**THE RECORDS**:
****************
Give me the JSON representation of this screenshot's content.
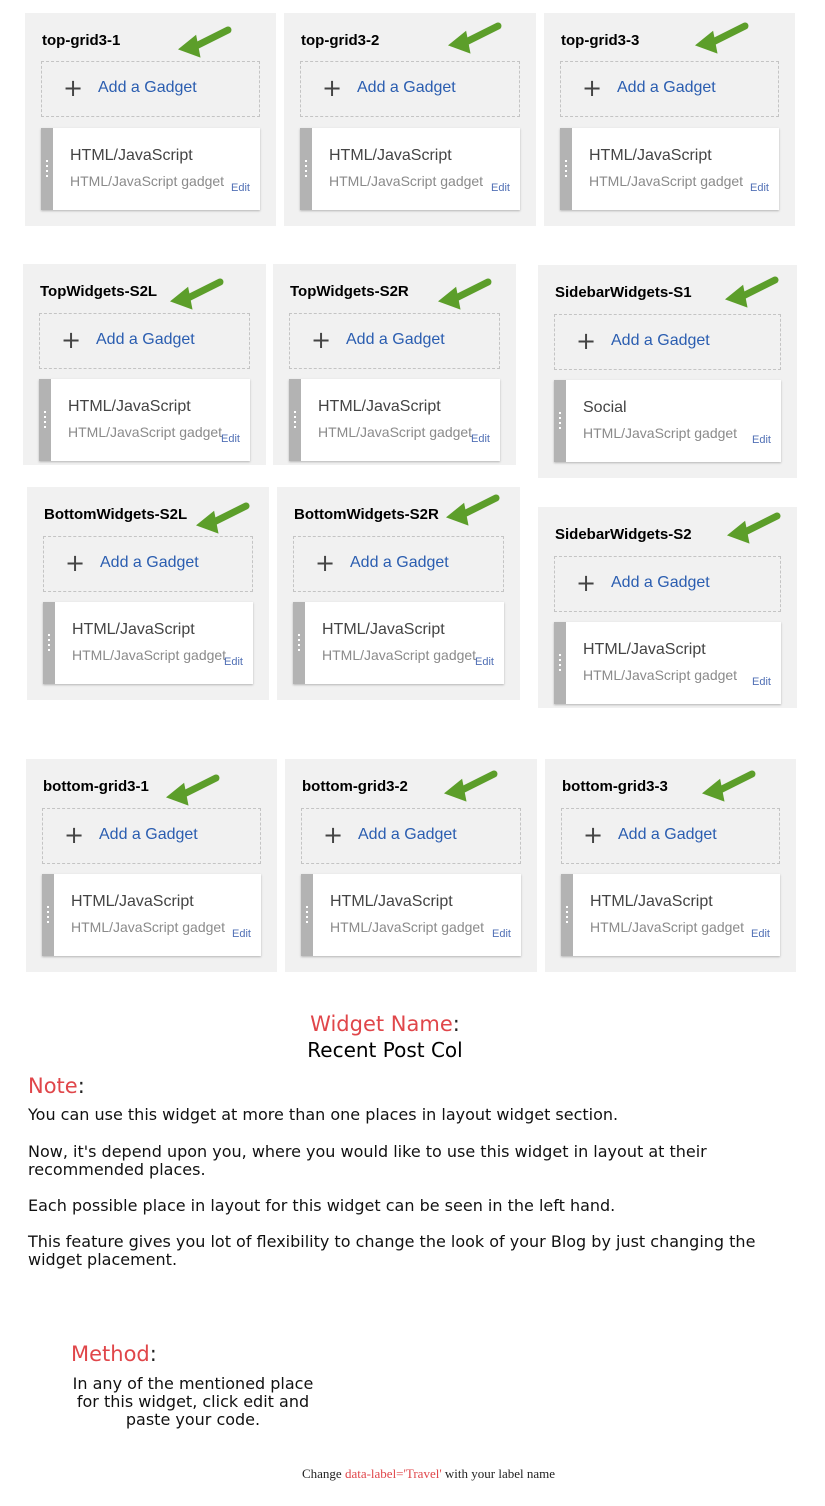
{
  "panels": [
    {
      "id": "top-grid3-1",
      "title": "top-grid3-1",
      "add_label": "Add a Gadget",
      "gadget_title": "HTML/JavaScript",
      "gadget_sub": "HTML/JavaScript gadget",
      "edit_label": "Edit"
    },
    {
      "id": "top-grid3-2",
      "title": "top-grid3-2",
      "add_label": "Add a Gadget",
      "gadget_title": "HTML/JavaScript",
      "gadget_sub": "HTML/JavaScript gadget",
      "edit_label": "Edit"
    },
    {
      "id": "top-grid3-3",
      "title": "top-grid3-3",
      "add_label": "Add a Gadget",
      "gadget_title": "HTML/JavaScript",
      "gadget_sub": "HTML/JavaScript gadget",
      "edit_label": "Edit"
    },
    {
      "id": "topwidgets-s2l",
      "title": "TopWidgets-S2L",
      "add_label": "Add a Gadget",
      "gadget_title": "HTML/JavaScript",
      "gadget_sub": "HTML/JavaScript gadget",
      "edit_label": "Edit"
    },
    {
      "id": "topwidgets-s2r",
      "title": "TopWidgets-S2R",
      "add_label": "Add a Gadget",
      "gadget_title": "HTML/JavaScript",
      "gadget_sub": "HTML/JavaScript gadget",
      "edit_label": "Edit"
    },
    {
      "id": "sidebarwidgets-s1",
      "title": "SidebarWidgets-S1",
      "add_label": "Add a Gadget",
      "gadget_title": "Social",
      "gadget_sub": "HTML/JavaScript gadget",
      "edit_label": "Edit"
    },
    {
      "id": "bottomwidgets-s2l",
      "title": "BottomWidgets-S2L",
      "add_label": "Add a Gadget",
      "gadget_title": "HTML/JavaScript",
      "gadget_sub": "HTML/JavaScript gadget",
      "edit_label": "Edit"
    },
    {
      "id": "bottomwidgets-s2r",
      "title": "BottomWidgets-S2R",
      "add_label": "Add a Gadget",
      "gadget_title": "HTML/JavaScript",
      "gadget_sub": "HTML/JavaScript gadget",
      "edit_label": "Edit"
    },
    {
      "id": "sidebarwidgets-s2",
      "title": "SidebarWidgets-S2",
      "add_label": "Add a Gadget",
      "gadget_title": "HTML/JavaScript",
      "gadget_sub": "HTML/JavaScript gadget",
      "edit_label": "Edit"
    },
    {
      "id": "bottom-grid3-1",
      "title": "bottom-grid3-1",
      "add_label": "Add a Gadget",
      "gadget_title": "HTML/JavaScript",
      "gadget_sub": "HTML/JavaScript gadget",
      "edit_label": "Edit"
    },
    {
      "id": "bottom-grid3-2",
      "title": "bottom-grid3-2",
      "add_label": "Add a Gadget",
      "gadget_title": "HTML/JavaScript",
      "gadget_sub": "HTML/JavaScript gadget",
      "edit_label": "Edit"
    },
    {
      "id": "bottom-grid3-3",
      "title": "bottom-grid3-3",
      "add_label": "Add a Gadget",
      "gadget_title": "HTML/JavaScript",
      "gadget_sub": "HTML/JavaScript gadget",
      "edit_label": "Edit"
    }
  ],
  "icons": {
    "add": "plus-icon",
    "arrow": "green-arrow-icon",
    "grip": "drag-handle-icon"
  },
  "colors": {
    "panel_bg": "#f1f1f1",
    "accent_link": "#2a5db0",
    "arrow_green": "#5c9e2a",
    "heading_red": "#e0464a",
    "grip": "#b3b3b3"
  },
  "info": {
    "widget_name_label": "Widget Name",
    "widget_name_colon": ":",
    "widget_name_value": "Recent Post Col",
    "note_label": "Note",
    "note_colon": ":",
    "note_paragraphs": [
      "You can use this widget at more than one places in layout widget section.",
      "Now, it's depend upon you, where you would like to use this widget in layout at their recommended places.",
      "Each possible place in layout for this widget can be seen in the left hand.",
      "This feature gives you lot of flexibility to change the look of your Blog by just changing the widget placement."
    ],
    "method_label": "Method",
    "method_colon": ":",
    "method_text": "In any of the mentioned place for this widget, click edit and paste your code.",
    "change_prefix": "Change ",
    "change_code": "data-label='Travel'",
    "change_suffix": " with your label name"
  }
}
****************
**REQUIREMENT**:
Leave out the pictures, and give all the records again exactly.

**CORRECT ANSWER**:
Give me the JSON representation of this screenshot's content.
{
  "panels": [
    {
      "id": "top-grid3-1",
      "title": "top-grid3-1",
      "add_label": "Add a Gadget",
      "gadget_title": "HTML/JavaScript",
      "gadget_sub": "HTML/JavaScript gadget",
      "edit_label": "Edit"
    },
    {
      "id": "top-grid3-2",
      "title": "top-grid3-2",
      "add_label": "Add a Gadget",
      "gadget_title": "HTML/JavaScript",
      "gadget_sub": "HTML/JavaScript gadget",
      "edit_label": "Edit"
    },
    {
      "id": "top-grid3-3",
      "title": "top-grid3-3",
      "add_label": "Add a Gadget",
      "gadget_title": "HTML/JavaScript",
      "gadget_sub": "HTML/JavaScript gadget",
      "edit_label": "Edit"
    },
    {
      "id": "topwidgets-s2l",
      "title": "TopWidgets-S2L",
      "add_label": "Add a Gadget",
      "gadget_title": "HTML/JavaScript",
      "gadget_sub": "HTML/JavaScript gadget",
      "edit_label": "Edit"
    },
    {
      "id": "topwidgets-s2r",
      "title": "TopWidgets-S2R",
      "add_label": "Add a Gadget",
      "gadget_title": "HTML/JavaScript",
      "gadget_sub": "HTML/JavaScript gadget",
      "edit_label": "Edit"
    },
    {
      "id": "sidebarwidgets-s1",
      "title": "SidebarWidgets-S1",
      "add_label": "Add a Gadget",
      "gadget_title": "Social",
      "gadget_sub": "HTML/JavaScript gadget",
      "edit_label": "Edit"
    },
    {
      "id": "bottomwidgets-s2l",
      "title": "BottomWidgets-S2L",
      "add_label": "Add a Gadget",
      "gadget_title": "HTML/JavaScript",
      "gadget_sub": "HTML/JavaScript gadget",
      "edit_label": "Edit"
    },
    {
      "id": "bottomwidgets-s2r",
      "title": "BottomWidgets-S2R",
      "add_label": "Add a Gadget",
      "gadget_title": "HTML/JavaScript",
      "gadget_sub": "HTML/JavaScript gadget",
      "edit_label": "Edit"
    },
    {
      "id": "sidebarwidgets-s2",
      "title": "SidebarWidgets-S2",
      "add_label": "Add a Gadget",
      "gadget_title": "HTML/JavaScript",
      "gadget_sub": "HTML/JavaScript gadget",
      "edit_label": "Edit"
    },
    {
      "id": "bottom-grid3-1",
      "title": "bottom-grid3-1",
      "add_label": "Add a Gadget",
      "gadget_title": "HTML/JavaScript",
      "gadget_sub": "HTML/JavaScript gadget",
      "edit_label": "Edit"
    },
    {
      "id": "bottom-grid3-2",
      "title": "bottom-grid3-2",
      "add_label": "Add a Gadget",
      "gadget_title": "HTML/JavaScript",
      "gadget_sub": "HTML/JavaScript gadget",
      "edit_label": "Edit"
    },
    {
      "id": "bottom-grid3-3",
      "title": "bottom-grid3-3",
      "add_label": "Add a Gadget",
      "gadget_title": "HTML/JavaScript",
      "gadget_sub": "HTML/JavaScript gadget",
      "edit_label": "Edit"
    }
  ],
  "icons": {
    "add": "plus-icon",
    "arrow": "green-arrow-icon",
    "grip": "drag-handle-icon"
  },
  "colors": {
    "panel_bg": "#f1f1f1",
    "accent_link": "#2a5db0",
    "arrow_green": "#5c9e2a",
    "heading_red": "#e0464a",
    "grip": "#b3b3b3"
  },
  "info": {
    "widget_name_label": "Widget Name",
    "widget_name_colon": ":",
    "widget_name_value": "Recent Post Col",
    "note_label": "Note",
    "note_colon": ":",
    "note_paragraphs": [
      "You can use this widget at more than one places in layout widget section.",
      "Now, it's depend upon you, where you would like to use this widget in layout at their recommended places.",
      "Each possible place in layout for this widget can be seen in the left hand.",
      "This feature gives you lot of flexibility to change the look of your Blog by just changing the widget placement."
    ],
    "method_label": "Method",
    "method_colon": ":",
    "method_text": "In any of the mentioned place for this widget, click edit and paste your code.",
    "change_prefix": "Change ",
    "change_code": "data-label='Travel'",
    "change_suffix": " with your label name"
  }
}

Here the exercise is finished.